(Document excerpt Opens)

Before contacting a bios upgrade company, it is recommended that collect the following information: computer manufacturer, computer model, processor, processor speed, bios version, and related bios information. To get the bios version and related information, please reboot your computer, and when the message appears relating to your bios, press the PAUSE key to freeze the computer, and write down all the information that you see on the screen. Include the series of numbers that might appear at the bottom of the screen -- these may contain information about the pci bridge on the motherboard and the pci routing system. To continue with the boot process, press the ENTER key.

The problem is that the first PCI BIOS's were extremely buggy. These are BIOS's on motherboards manufactured before 1995 or so. And some of them conflict with PCI cards running with a new Windows OS (e.g. Windows 95B, Windows 97, Windows NT), and therefore require an upgrade from the manufacturer of the computer. Also, some of the very new computers (especially the more complicated computers) are running bios's that have not been fully tested with those computers and many pci cards. And these are infamous for having trouble with pci cards. A bios upgrade on a 3mth old computers is not uncommon since the bugs are sometimes not apparent and fixed until the computer has been shipping for a while.

If the instruNet software crashes upon launch, or does not see the PCI card, it might be due to a buggy PCI BIOS; especially if the motherboard was manufactured before 1995.

(Document excerpt Closes)

● Task set
(a) In the text on PCI BIOS problems, which key freezes the computer while the BIOS message is showing?
(b) Repeat the stretch of the text on PCI BIOS problems from "The problem is" through "manufactured before 1995.".
(c) Write the next part of the text on PCI BIOS problems, picking up after its last sentence.
These lines aren't needed for anything here.

(Data extract Opens)

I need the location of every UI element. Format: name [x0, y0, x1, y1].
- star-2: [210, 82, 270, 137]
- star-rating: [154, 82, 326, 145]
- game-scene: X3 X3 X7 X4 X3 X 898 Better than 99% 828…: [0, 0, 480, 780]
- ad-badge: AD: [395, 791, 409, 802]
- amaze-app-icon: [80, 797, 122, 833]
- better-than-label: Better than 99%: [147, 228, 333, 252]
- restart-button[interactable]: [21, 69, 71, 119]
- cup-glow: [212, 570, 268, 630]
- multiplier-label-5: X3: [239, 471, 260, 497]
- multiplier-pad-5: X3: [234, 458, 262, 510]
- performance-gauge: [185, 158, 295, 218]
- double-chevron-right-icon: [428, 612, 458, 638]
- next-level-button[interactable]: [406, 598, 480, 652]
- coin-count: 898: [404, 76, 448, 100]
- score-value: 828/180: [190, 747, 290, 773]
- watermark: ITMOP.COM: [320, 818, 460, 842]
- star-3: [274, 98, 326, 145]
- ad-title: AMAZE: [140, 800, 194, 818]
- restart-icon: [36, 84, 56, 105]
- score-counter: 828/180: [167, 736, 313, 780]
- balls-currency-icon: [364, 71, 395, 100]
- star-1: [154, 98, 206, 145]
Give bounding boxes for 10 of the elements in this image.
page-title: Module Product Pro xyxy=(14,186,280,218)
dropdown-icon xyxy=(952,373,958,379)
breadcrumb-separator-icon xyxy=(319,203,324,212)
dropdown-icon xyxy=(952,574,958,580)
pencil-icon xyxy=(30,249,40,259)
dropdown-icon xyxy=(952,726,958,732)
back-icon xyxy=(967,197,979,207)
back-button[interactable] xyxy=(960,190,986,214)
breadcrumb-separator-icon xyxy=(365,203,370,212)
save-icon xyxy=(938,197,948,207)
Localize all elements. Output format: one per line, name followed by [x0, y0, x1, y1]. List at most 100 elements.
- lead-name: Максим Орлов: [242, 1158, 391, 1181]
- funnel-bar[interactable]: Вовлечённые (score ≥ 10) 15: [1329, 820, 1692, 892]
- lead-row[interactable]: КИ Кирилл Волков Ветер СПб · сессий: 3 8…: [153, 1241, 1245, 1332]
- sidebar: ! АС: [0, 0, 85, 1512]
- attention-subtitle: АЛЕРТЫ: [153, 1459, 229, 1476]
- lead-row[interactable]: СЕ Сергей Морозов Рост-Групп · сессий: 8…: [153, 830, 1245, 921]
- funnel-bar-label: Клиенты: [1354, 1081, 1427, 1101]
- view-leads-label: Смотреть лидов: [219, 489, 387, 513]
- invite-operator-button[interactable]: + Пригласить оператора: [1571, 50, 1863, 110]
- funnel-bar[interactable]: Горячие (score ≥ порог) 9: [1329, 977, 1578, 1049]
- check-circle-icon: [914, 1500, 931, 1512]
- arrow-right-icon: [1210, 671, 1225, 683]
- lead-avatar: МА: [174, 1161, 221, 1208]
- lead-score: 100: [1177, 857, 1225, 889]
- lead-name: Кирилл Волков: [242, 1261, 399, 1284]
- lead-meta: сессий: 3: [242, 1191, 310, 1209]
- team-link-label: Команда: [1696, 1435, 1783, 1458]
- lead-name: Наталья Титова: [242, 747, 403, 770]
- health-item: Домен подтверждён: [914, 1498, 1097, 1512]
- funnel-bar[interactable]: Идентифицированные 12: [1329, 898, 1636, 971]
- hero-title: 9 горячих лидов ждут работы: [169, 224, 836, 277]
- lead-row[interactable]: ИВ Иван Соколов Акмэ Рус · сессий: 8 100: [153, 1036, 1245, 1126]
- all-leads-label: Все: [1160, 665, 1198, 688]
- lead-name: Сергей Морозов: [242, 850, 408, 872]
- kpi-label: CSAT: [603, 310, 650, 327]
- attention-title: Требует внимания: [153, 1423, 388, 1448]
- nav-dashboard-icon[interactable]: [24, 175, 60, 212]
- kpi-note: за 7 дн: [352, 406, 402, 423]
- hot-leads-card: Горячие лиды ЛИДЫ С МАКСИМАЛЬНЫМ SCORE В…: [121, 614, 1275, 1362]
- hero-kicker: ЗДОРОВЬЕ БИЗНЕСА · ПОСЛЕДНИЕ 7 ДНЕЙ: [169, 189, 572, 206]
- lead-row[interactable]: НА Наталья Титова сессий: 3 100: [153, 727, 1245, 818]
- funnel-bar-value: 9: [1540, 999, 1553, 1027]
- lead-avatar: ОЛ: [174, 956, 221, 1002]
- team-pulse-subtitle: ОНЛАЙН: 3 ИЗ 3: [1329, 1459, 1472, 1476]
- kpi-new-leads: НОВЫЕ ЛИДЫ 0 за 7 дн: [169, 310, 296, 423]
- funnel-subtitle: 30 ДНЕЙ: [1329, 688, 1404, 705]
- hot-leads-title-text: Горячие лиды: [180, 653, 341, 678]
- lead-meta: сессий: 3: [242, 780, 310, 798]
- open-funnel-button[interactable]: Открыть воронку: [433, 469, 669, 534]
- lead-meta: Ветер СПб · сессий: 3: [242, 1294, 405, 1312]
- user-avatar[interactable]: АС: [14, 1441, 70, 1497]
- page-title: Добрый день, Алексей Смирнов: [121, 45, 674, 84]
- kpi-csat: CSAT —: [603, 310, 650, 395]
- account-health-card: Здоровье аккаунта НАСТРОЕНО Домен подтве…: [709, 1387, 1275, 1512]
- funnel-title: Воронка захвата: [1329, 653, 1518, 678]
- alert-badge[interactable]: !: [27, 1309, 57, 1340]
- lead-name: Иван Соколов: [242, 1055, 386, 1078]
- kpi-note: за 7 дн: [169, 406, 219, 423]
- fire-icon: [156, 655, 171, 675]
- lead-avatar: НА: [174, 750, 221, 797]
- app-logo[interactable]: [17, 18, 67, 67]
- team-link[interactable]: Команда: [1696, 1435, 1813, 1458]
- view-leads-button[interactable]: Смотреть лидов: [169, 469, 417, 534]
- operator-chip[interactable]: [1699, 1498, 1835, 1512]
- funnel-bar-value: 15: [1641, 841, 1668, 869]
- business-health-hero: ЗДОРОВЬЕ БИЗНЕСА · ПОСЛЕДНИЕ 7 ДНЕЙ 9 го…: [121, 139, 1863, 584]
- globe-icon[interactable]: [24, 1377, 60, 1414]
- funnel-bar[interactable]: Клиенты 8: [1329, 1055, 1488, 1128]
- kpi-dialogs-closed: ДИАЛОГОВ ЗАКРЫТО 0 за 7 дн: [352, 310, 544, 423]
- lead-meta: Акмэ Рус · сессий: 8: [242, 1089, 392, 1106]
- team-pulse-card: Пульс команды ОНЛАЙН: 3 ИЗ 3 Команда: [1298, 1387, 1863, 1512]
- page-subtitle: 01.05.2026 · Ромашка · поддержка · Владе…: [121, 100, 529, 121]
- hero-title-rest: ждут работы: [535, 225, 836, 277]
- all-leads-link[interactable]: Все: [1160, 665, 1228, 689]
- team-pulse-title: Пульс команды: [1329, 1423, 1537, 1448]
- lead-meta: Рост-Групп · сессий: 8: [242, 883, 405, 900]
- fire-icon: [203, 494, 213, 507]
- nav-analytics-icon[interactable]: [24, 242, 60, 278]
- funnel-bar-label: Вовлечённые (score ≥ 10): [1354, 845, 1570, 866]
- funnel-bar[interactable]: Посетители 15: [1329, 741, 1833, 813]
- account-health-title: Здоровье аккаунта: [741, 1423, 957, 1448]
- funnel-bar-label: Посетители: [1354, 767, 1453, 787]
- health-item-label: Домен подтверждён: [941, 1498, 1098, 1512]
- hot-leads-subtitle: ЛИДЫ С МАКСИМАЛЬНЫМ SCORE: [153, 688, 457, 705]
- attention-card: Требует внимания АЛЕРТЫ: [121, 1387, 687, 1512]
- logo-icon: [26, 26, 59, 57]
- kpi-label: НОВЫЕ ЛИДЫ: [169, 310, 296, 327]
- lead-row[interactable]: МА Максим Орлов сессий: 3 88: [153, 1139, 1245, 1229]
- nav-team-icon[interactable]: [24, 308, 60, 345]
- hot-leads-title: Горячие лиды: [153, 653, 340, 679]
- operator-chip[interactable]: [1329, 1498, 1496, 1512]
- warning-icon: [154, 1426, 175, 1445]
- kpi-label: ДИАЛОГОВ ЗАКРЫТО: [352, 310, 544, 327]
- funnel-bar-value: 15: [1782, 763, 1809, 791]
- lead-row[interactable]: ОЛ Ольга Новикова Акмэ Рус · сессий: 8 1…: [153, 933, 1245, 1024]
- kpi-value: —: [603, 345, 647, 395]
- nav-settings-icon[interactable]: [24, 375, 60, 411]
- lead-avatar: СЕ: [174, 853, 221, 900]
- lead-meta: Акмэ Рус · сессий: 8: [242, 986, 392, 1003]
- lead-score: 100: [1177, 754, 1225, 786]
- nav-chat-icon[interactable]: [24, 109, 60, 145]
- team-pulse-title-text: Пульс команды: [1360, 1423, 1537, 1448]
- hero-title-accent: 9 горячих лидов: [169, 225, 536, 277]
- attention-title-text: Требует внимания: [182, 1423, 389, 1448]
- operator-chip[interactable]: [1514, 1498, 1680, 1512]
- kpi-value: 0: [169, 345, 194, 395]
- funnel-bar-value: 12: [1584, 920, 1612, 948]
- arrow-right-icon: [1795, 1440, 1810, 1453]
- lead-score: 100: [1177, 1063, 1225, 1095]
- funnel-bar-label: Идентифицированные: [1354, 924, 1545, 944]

(Data extract Closes)

● Task-by-task answers
(a) The PAUSE key.

(b)
The problem is that the first PCI BIOS's were extremely buggy. These are BIOS's on motherboards manufactured before 1995 or so. And some of them conflict with PCI cards running with a new Windows OS (e.g. Windows 95B, Windows 97, Windows NT), and therefore require an upgrade from the manufacturer of the computer. Also, some of the very new computers (especially the more complicated computers) are running bios's that have not been fully tested with those computers and many pci cards. And these are infamous for having trouble with pci cards. A bios upgrade on a 3mth old computers is not uncommon since the bugs are sometimes not apparent and fixed until the computer has been shipping for a while.

If the instruNet software crashes upon launch, or does not see the PCI card, it might be due to a buggy PCI BIOS; especially if the motherboard was manufactured before 1995.

(c)
If you fax a copy of the Windows System Resource Report to your instruNet supplier, they might be able to tell you if they see any conflicts. To print a copy of this, run Windows "Explorer", Open the "Control Panels" folder, double-click on "System", select "Device Manager" tab, press "Print", select "All devices and system summary", and then press "OK".

Windows 95
One of the jobs of the PCI BIOS is to assign memory addresses to the PCI card. To see what address have been assigned to an installed instruNet PCI card: Run "Explorer", Open the "Control Panels" folder, double-click on "System", select "Device Manager" tab, double-click "Other Devices" to show "PCI Card", select "PCI Card", click "Properties", click "Resources", and wait up to 30seconds for a list of address to appear. If the ranges start with 0000000, or overlap with each other, or overlap with any other assigned addresses in the computer, or are less than 4K away from any other address range in the computer; then you've got a buggy PCI BIOS (sorry). If so, call the computer manufacturer and request a PCI BIOS upgrade.